**Your task**: Identify each line below containing the string "download" and copy it.

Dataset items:

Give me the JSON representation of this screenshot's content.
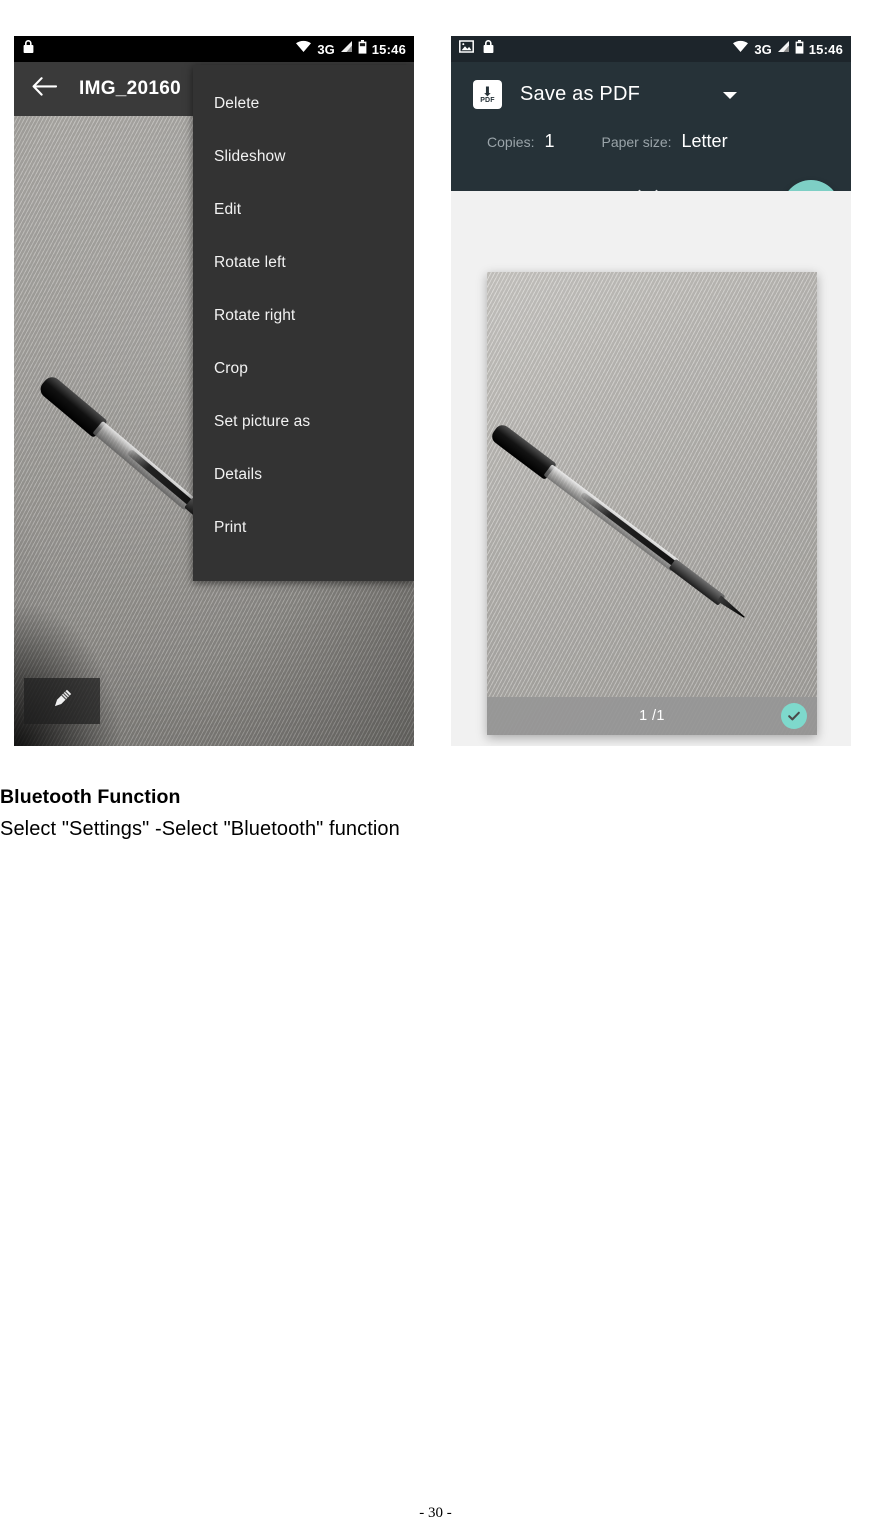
{
  "document": {
    "heading": "Bluetooth Function",
    "body": "Select \"Settings\" -Select \"Bluetooth\" function",
    "page_footer": "- 30 -"
  },
  "left_phone": {
    "status_bar": {
      "lock_icon": "lock-icon",
      "wifi_icon": "wifi-icon",
      "network": "3G",
      "signal_icon": "signal-bars-icon",
      "battery_icon": "battery-icon",
      "time": "15:46"
    },
    "app_bar": {
      "back_icon": "back-arrow-icon",
      "title": "IMG_20160"
    },
    "photo": {
      "subject": "ballpoint-pen-on-wood-surface",
      "edit_overlay_icon": "pencil-icon"
    },
    "overflow_menu": {
      "items": [
        {
          "label": "Delete"
        },
        {
          "label": "Slideshow"
        },
        {
          "label": "Edit"
        },
        {
          "label": "Rotate left"
        },
        {
          "label": "Rotate right"
        },
        {
          "label": "Crop"
        },
        {
          "label": "Set picture as"
        },
        {
          "label": "Details"
        },
        {
          "label": "Print"
        }
      ]
    }
  },
  "right_phone": {
    "status_bar": {
      "image_icon": "image-icon",
      "lock_icon": "lock-icon",
      "wifi_icon": "wifi-icon",
      "network": "3G",
      "signal_icon": "signal-bars-icon",
      "battery_icon": "battery-icon",
      "time": "15:46"
    },
    "print_toolbar": {
      "destination_icon": "pdf-download-icon",
      "destination": "Save as PDF",
      "dropdown_icon": "caret-down-icon",
      "copies_label": "Copies:",
      "copies_value": "1",
      "paper_size_label": "Paper size:",
      "paper_size_value": "Letter",
      "expand_icon": "chevron-down-icon",
      "fab_icon": "pdf-download-icon"
    },
    "preview": {
      "subject": "ballpoint-pen-on-wood-surface",
      "page_count": "1 /1",
      "selected_icon": "check-circle-icon"
    }
  },
  "colors": {
    "status_bar_left": "#000000",
    "app_bar_left": "#3a3a3a",
    "menu_bg": "#333333",
    "print_toolbar": "#263238",
    "accent_teal": "#7ecfc5",
    "preview_bg": "#f1f1f1",
    "page_bar": "#969696"
  }
}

**Complete output**:
      "destination_icon": "pdf-download-icon",
      "fab_icon": "pdf-download-icon"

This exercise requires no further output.